● **Data excerpts**:
____

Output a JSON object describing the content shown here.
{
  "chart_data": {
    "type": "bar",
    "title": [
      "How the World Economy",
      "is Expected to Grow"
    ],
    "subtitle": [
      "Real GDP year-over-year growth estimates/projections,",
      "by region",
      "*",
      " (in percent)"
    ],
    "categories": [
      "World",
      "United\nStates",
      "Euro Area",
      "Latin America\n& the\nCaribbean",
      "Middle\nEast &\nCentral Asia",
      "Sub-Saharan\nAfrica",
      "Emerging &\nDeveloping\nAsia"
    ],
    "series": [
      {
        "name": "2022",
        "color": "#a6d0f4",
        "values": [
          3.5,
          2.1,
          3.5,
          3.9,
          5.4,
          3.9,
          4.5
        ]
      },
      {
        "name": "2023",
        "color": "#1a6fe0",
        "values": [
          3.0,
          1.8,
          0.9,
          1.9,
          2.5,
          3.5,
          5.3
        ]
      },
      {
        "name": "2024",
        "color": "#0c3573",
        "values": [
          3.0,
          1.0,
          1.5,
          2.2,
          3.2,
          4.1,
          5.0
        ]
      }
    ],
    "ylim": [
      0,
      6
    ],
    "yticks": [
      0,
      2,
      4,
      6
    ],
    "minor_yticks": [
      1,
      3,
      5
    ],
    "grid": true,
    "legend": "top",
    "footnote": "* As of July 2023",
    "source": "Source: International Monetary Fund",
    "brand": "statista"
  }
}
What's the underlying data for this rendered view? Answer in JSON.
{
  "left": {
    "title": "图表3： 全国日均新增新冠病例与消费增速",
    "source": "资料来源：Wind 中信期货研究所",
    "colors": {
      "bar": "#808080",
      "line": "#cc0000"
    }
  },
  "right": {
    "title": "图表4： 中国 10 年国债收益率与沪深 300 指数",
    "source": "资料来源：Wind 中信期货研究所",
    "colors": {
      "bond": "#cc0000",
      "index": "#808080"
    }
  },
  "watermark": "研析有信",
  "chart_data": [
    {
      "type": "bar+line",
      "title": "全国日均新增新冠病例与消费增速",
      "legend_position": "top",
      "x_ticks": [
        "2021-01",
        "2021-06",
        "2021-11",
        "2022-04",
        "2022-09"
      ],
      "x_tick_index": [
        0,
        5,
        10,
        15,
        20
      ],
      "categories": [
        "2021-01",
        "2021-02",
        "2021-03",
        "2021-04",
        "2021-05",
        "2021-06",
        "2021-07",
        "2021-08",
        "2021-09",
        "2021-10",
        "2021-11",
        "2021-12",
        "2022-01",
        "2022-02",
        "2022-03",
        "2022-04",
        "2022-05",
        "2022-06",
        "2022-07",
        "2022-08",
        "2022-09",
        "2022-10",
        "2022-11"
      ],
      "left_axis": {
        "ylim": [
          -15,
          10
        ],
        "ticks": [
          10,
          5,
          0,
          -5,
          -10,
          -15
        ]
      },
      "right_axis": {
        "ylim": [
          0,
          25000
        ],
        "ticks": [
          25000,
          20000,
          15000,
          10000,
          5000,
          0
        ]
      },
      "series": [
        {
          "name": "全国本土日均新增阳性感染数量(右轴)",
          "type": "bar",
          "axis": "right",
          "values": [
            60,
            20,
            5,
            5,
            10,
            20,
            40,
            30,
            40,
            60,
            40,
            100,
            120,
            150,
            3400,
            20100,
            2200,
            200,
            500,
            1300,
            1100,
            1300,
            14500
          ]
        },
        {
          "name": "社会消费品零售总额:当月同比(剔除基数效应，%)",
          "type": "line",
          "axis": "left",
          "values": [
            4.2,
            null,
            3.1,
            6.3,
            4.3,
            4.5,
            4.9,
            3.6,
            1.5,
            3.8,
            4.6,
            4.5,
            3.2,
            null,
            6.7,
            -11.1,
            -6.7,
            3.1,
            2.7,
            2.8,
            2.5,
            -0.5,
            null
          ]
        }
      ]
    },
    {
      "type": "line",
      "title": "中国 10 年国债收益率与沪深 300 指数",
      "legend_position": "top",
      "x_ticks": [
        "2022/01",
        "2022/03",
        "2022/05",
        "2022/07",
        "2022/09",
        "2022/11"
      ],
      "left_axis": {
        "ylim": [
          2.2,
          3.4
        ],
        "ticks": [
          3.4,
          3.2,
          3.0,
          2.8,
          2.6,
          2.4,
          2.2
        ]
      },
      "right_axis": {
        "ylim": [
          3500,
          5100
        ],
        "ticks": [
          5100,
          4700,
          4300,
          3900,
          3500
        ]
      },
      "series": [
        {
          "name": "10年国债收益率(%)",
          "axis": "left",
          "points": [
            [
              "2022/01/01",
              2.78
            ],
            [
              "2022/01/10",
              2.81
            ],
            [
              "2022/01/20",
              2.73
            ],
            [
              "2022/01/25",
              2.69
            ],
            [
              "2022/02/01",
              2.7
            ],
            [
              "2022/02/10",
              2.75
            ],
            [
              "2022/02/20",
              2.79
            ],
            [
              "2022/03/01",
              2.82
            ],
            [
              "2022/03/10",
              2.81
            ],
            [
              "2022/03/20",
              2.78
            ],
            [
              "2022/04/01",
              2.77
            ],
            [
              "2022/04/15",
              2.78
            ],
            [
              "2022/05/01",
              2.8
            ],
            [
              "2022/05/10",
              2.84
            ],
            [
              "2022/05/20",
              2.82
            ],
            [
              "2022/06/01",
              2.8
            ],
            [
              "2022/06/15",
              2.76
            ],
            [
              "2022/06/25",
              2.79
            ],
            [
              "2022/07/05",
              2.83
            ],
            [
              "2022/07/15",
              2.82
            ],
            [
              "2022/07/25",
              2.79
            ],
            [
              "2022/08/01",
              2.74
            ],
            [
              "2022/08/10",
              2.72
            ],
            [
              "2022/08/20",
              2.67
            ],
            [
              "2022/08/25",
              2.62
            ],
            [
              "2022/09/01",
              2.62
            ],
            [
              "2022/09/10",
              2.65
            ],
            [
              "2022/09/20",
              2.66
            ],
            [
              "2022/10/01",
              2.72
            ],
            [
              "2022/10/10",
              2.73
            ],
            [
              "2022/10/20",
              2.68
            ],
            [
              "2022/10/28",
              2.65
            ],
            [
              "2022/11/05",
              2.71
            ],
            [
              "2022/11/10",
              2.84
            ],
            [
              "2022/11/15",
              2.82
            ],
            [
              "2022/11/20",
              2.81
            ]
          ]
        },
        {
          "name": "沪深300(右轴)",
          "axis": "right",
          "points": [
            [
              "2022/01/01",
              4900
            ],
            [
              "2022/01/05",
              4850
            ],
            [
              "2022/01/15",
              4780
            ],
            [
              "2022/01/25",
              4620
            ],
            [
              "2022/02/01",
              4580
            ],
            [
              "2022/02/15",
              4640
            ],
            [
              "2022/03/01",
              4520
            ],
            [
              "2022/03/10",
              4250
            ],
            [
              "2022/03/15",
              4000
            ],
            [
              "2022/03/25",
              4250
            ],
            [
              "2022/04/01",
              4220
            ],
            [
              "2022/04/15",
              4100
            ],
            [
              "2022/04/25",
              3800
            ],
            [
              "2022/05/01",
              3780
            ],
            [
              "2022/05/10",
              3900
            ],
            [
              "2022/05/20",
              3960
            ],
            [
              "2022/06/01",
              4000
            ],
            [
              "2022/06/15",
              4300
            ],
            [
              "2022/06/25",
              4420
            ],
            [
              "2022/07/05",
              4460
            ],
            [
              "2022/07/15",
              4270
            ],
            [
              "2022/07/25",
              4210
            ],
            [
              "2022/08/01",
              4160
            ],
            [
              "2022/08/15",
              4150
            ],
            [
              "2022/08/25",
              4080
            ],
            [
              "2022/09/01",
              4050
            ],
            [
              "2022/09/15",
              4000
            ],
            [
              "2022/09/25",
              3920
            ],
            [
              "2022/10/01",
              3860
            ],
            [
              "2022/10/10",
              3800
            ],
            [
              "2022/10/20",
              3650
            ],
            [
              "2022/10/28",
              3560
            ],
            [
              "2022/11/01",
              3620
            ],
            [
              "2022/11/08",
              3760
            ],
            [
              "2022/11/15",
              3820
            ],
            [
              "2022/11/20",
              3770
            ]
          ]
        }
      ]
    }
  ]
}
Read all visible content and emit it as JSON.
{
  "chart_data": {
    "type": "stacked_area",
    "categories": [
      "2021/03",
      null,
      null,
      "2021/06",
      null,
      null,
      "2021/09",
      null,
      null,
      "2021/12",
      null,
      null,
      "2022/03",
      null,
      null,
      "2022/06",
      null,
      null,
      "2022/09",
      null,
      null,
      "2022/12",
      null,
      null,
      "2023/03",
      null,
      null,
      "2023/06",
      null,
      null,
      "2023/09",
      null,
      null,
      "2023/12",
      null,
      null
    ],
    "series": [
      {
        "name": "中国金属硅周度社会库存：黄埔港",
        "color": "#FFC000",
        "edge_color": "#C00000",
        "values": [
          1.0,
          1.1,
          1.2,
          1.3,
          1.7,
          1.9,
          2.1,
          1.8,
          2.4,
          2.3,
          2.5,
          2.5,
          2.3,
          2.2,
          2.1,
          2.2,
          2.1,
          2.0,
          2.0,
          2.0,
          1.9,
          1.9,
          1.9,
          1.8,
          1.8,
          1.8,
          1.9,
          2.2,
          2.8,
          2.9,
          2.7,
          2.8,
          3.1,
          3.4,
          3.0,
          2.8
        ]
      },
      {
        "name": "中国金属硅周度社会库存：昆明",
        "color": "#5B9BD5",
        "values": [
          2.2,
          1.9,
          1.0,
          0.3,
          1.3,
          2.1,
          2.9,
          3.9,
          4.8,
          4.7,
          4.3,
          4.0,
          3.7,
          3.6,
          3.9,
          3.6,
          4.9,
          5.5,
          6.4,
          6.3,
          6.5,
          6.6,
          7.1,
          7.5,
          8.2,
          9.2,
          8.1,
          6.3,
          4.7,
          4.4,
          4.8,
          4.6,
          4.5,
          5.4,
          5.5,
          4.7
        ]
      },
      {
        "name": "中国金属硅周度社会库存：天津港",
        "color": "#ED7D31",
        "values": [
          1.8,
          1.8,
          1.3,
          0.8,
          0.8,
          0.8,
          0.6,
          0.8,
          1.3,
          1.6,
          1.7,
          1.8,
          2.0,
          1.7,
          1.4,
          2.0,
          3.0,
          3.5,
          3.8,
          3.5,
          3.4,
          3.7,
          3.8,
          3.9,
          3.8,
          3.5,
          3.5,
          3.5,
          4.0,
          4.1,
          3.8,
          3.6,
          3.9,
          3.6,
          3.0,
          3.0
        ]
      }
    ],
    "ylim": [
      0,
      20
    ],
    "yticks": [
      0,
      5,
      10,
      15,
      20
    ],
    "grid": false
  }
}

____

● **To be done**:
Only the number is wanted: how many lines in the entries above contain the word "type"?

● **Problem solution**:
6